→ Task statement: Show all lines holding the string "Mensal".

Dataset rows about figures:
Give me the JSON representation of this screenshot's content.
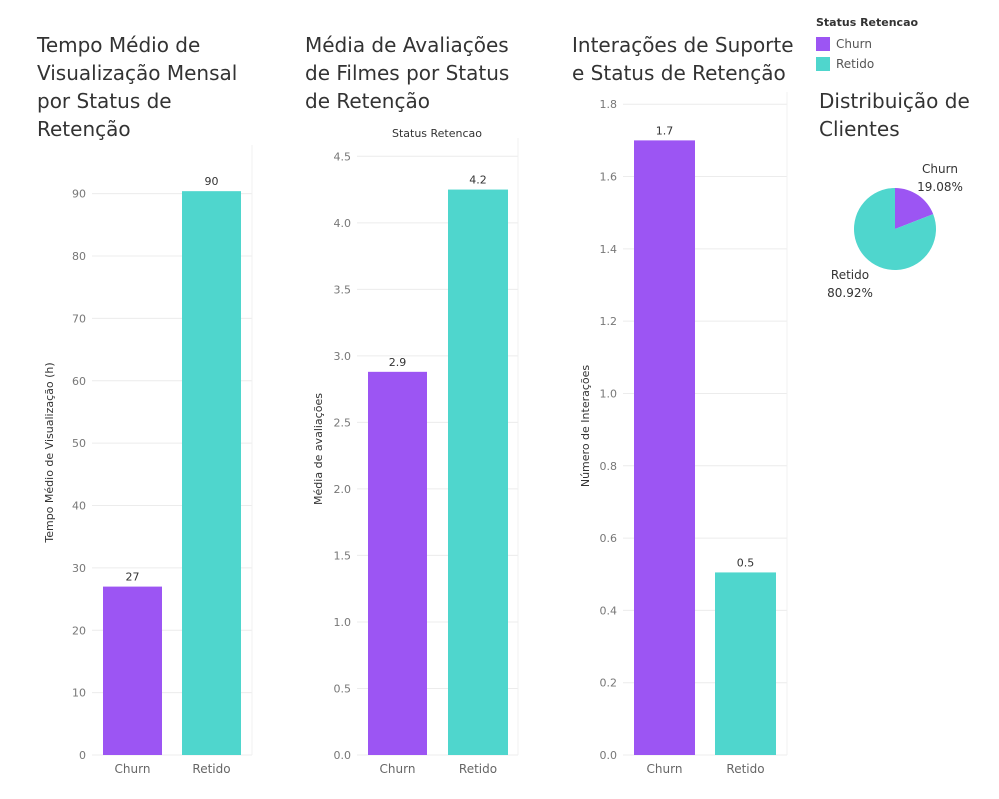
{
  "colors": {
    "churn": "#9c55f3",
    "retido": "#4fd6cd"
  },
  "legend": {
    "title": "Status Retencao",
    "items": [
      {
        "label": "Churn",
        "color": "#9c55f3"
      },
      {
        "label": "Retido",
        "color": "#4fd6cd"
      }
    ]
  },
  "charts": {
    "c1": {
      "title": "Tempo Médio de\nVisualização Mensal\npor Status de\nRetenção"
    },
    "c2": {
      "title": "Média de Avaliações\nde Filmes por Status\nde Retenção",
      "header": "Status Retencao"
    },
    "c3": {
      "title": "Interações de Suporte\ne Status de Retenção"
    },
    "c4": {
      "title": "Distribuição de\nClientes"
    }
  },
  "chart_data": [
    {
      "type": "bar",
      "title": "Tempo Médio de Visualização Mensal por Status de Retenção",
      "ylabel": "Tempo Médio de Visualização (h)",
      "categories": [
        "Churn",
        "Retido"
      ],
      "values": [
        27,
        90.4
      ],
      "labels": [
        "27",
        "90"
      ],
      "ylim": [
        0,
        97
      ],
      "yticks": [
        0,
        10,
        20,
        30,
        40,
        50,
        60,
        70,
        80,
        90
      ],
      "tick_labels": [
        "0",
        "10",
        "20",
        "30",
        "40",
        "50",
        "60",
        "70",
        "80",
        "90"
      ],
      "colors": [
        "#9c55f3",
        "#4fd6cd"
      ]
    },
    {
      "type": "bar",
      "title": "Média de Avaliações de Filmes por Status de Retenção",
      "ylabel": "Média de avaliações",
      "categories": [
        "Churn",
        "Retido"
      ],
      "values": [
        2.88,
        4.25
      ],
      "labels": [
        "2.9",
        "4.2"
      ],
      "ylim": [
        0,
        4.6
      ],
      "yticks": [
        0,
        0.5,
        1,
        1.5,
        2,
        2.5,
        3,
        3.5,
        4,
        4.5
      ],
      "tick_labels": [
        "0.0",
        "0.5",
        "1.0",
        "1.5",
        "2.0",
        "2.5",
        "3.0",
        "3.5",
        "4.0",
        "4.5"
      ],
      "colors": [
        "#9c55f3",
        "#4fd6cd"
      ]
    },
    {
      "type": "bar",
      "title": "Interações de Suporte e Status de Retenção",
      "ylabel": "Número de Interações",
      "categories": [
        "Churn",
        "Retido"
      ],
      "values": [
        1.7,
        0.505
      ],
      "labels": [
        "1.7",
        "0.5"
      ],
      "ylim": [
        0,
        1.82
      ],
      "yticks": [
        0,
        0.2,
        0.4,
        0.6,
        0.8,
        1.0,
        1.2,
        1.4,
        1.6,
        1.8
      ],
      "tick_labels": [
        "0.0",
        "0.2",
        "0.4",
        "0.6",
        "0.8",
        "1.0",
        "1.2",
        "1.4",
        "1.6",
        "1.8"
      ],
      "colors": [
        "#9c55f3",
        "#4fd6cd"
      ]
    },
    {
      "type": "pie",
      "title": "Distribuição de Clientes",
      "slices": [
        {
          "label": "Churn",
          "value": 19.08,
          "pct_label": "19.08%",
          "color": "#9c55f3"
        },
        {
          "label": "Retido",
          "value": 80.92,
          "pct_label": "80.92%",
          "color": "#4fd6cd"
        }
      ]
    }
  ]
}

→ Problem solution:
      "title": "Tempo Médio de\nVisualização Mensal\npor Status de\nRetenção"
      "title": "Tempo Médio de Visualização Mensal por Status de Retenção",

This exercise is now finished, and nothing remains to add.